= Task objective =
Repeat the listing exactly as given, omitting every image.

= Supplied material =

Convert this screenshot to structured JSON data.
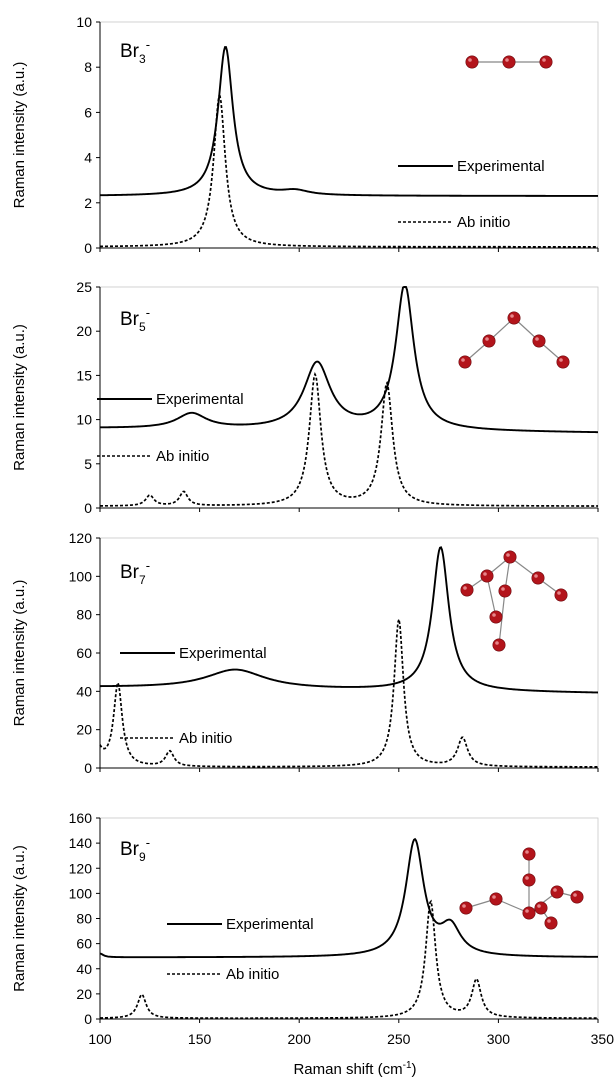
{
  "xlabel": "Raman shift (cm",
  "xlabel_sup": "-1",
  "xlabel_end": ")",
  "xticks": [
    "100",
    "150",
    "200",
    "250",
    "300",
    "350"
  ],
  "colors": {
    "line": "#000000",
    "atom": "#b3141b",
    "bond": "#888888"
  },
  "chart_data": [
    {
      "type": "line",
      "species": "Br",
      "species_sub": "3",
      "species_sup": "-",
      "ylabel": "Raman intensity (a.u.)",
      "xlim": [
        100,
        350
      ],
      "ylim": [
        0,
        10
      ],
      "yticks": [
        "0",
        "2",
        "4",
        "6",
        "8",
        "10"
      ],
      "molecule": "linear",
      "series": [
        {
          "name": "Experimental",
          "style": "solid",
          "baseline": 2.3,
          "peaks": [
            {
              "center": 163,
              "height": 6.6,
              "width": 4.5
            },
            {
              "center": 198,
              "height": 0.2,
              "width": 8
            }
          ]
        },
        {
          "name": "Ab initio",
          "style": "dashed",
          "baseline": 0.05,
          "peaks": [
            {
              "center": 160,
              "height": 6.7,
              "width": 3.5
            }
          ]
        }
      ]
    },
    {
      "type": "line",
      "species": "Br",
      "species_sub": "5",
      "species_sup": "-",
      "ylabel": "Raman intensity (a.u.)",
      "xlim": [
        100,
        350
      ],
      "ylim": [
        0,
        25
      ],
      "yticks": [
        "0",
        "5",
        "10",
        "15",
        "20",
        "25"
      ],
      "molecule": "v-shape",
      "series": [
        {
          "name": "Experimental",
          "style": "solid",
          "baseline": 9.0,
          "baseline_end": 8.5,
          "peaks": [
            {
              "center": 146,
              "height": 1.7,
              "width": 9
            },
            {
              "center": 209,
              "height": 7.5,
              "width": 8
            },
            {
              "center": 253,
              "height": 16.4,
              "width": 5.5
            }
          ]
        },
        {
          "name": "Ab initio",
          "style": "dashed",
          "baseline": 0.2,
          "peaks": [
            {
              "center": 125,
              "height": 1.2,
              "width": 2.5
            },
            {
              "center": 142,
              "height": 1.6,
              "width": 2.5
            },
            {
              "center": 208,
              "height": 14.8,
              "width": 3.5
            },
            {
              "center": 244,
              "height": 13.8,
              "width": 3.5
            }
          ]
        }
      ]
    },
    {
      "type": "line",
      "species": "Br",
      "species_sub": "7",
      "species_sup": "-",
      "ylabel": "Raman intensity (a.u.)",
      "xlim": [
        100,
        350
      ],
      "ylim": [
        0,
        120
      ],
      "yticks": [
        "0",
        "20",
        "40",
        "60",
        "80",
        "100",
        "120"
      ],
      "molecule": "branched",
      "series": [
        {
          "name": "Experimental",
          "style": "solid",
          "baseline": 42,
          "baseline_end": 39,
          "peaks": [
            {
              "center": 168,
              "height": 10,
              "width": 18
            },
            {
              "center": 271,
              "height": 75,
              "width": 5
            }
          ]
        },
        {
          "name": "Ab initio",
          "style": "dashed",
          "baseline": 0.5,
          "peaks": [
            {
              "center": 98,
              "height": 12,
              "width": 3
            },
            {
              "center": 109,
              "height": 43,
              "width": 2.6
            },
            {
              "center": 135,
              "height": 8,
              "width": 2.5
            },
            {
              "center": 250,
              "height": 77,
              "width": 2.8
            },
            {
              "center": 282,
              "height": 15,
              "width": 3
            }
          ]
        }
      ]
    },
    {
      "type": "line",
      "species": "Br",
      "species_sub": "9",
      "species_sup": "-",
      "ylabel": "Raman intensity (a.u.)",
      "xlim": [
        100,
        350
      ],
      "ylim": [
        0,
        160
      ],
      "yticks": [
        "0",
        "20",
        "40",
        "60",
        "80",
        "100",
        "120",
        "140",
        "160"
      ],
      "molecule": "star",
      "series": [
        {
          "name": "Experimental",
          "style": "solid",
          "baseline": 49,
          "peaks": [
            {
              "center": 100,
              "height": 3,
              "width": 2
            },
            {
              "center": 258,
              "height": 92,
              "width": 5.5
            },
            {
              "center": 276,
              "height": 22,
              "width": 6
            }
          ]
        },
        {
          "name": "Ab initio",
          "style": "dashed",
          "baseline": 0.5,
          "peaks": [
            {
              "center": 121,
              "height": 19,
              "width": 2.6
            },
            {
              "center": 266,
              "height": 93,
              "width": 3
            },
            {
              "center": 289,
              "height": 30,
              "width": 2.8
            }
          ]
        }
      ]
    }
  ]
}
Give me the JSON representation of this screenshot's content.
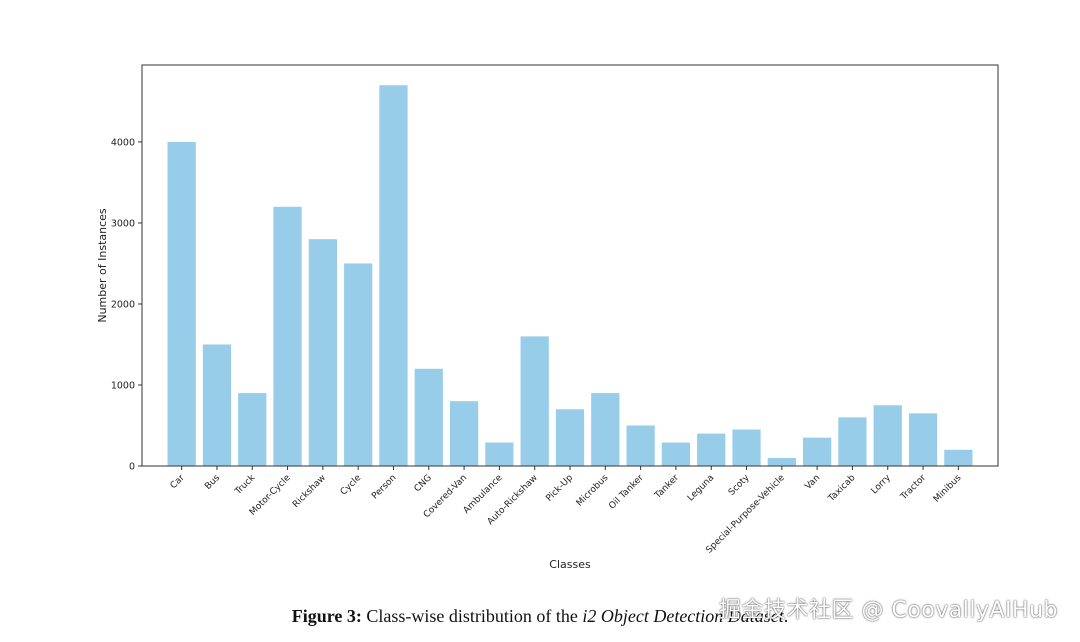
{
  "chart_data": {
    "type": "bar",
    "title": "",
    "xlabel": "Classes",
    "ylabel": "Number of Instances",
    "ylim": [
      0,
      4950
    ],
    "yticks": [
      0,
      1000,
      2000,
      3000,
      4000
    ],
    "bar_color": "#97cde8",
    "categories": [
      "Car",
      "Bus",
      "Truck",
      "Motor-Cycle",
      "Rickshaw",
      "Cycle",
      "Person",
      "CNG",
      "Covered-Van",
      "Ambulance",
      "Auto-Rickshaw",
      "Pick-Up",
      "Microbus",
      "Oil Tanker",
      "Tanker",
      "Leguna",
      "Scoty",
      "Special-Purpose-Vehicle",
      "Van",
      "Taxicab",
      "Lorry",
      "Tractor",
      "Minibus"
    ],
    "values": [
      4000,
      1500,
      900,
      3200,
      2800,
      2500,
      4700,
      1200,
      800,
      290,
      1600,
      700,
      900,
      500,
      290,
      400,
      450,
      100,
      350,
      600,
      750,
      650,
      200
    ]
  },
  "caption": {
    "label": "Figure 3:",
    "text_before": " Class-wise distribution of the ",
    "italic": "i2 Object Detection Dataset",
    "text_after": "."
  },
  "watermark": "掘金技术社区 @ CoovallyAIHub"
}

= Correct answer =
Convert this screenshot to structured JSON data.
{
  "xlabel": "Raman shift (cm",
  "xlabel_sup": "-1",
  "xlabel_end": ")",
  "xticks": [
    "100",
    "150",
    "200",
    "250",
    "300",
    "350"
  ],
  "colors": {
    "line": "#000000",
    "atom": "#b3141b",
    "bond": "#888888"
  },
  "chart_data": [
    {
      "type": "line",
      "species": "Br",
      "species_sub": "3",
      "species_sup": "-",
      "ylabel": "Raman intensity (a.u.)",
      "xlim": [
        100,
        350
      ],
      "ylim": [
        0,
        10
      ],
      "yticks": [
        "0",
        "2",
        "4",
        "6",
        "8",
        "10"
      ],
      "molecule": "linear",
      "series": [
        {
          "name": "Experimental",
          "style": "solid",
          "baseline": 2.3,
          "peaks": [
            {
              "center": 163,
              "height": 6.6,
              "width": 4.5
            },
            {
              "center": 198,
              "height": 0.2,
              "width": 8
            }
          ]
        },
        {
          "name": "Ab initio",
          "style": "dashed",
          "baseline": 0.05,
          "peaks": [
            {
              "center": 160,
              "height": 6.7,
              "width": 3.5
            }
          ]
        }
      ]
    },
    {
      "type": "line",
      "species": "Br",
      "species_sub": "5",
      "species_sup": "-",
      "ylabel": "Raman intensity (a.u.)",
      "xlim": [
        100,
        350
      ],
      "ylim": [
        0,
        25
      ],
      "yticks": [
        "0",
        "5",
        "10",
        "15",
        "20",
        "25"
      ],
      "molecule": "v-shape",
      "series": [
        {
          "name": "Experimental",
          "style": "solid",
          "baseline": 9.0,
          "baseline_end": 8.5,
          "peaks": [
            {
              "center": 146,
              "height": 1.7,
              "width": 9
            },
            {
              "center": 209,
              "height": 7.5,
              "width": 8
            },
            {
              "center": 253,
              "height": 16.4,
              "width": 5.5
            }
          ]
        },
        {
          "name": "Ab initio",
          "style": "dashed",
          "baseline": 0.2,
          "peaks": [
            {
              "center": 125,
              "height": 1.2,
              "width": 2.5
            },
            {
              "center": 142,
              "height": 1.6,
              "width": 2.5
            },
            {
              "center": 208,
              "height": 14.8,
              "width": 3.5
            },
            {
              "center": 244,
              "height": 13.8,
              "width": 3.5
            }
          ]
        }
      ]
    },
    {
      "type": "line",
      "species": "Br",
      "species_sub": "7",
      "species_sup": "-",
      "ylabel": "Raman intensity (a.u.)",
      "xlim": [
        100,
        350
      ],
      "ylim": [
        0,
        120
      ],
      "yticks": [
        "0",
        "20",
        "40",
        "60",
        "80",
        "100",
        "120"
      ],
      "molecule": "branched",
      "series": [
        {
          "name": "Experimental",
          "style": "solid",
          "baseline": 42,
          "baseline_end": 39,
          "peaks": [
            {
              "center": 168,
              "height": 10,
              "width": 18
            },
            {
              "center": 271,
              "height": 75,
              "width": 5
            }
          ]
        },
        {
          "name": "Ab initio",
          "style": "dashed",
          "baseline": 0.5,
          "peaks": [
            {
              "center": 98,
              "height": 12,
              "width": 3
            },
            {
              "center": 109,
              "height": 43,
              "width": 2.6
            },
            {
              "center": 135,
              "height": 8,
              "width": 2.5
            },
            {
              "center": 250,
              "height": 77,
              "width": 2.8
            },
            {
              "center": 282,
              "height": 15,
              "width": 3
            }
          ]
        }
      ]
    },
    {
      "type": "line",
      "species": "Br",
      "species_sub": "9",
      "species_sup": "-",
      "ylabel": "Raman intensity (a.u.)",
      "xlim": [
        100,
        350
      ],
      "ylim": [
        0,
        160
      ],
      "yticks": [
        "0",
        "20",
        "40",
        "60",
        "80",
        "100",
        "120",
        "140",
        "160"
      ],
      "molecule": "star",
      "series": [
        {
          "name": "Experimental",
          "style": "solid",
          "baseline": 49,
          "peaks": [
            {
              "center": 100,
              "height": 3,
              "width": 2
            },
            {
              "center": 258,
              "height": 92,
              "width": 5.5
            },
            {
              "center": 276,
              "height": 22,
              "width": 6
            }
          ]
        },
        {
          "name": "Ab initio",
          "style": "dashed",
          "baseline": 0.5,
          "peaks": [
            {
              "center": 121,
              "height": 19,
              "width": 2.6
            },
            {
              "center": 266,
              "height": 93,
              "width": 3
            },
            {
              "center": 289,
              "height": 30,
              "width": 2.8
            }
          ]
        }
      ]
    }
  ]
}
Give me the JSON representation of this screenshot's content.
{
  "chart_data": {
    "type": "bar",
    "title": "",
    "xlabel": "Classes",
    "ylabel": "Number of Instances",
    "ylim": [
      0,
      4950
    ],
    "yticks": [
      0,
      1000,
      2000,
      3000,
      4000
    ],
    "bar_color": "#97cde8",
    "categories": [
      "Car",
      "Bus",
      "Truck",
      "Motor-Cycle",
      "Rickshaw",
      "Cycle",
      "Person",
      "CNG",
      "Covered-Van",
      "Ambulance",
      "Auto-Rickshaw",
      "Pick-Up",
      "Microbus",
      "Oil Tanker",
      "Tanker",
      "Leguna",
      "Scoty",
      "Special-Purpose-Vehicle",
      "Van",
      "Taxicab",
      "Lorry",
      "Tractor",
      "Minibus"
    ],
    "values": [
      4000,
      1500,
      900,
      3200,
      2800,
      2500,
      4700,
      1200,
      800,
      290,
      1600,
      700,
      900,
      500,
      290,
      400,
      450,
      100,
      350,
      600,
      750,
      650,
      200
    ]
  },
  "caption": {
    "label": "Figure 3:",
    "text_before": " Class-wise distribution of the ",
    "italic": "i2 Object Detection Dataset",
    "text_after": "."
  },
  "watermark": "掘金技术社区 @ CoovallyAIHub"
}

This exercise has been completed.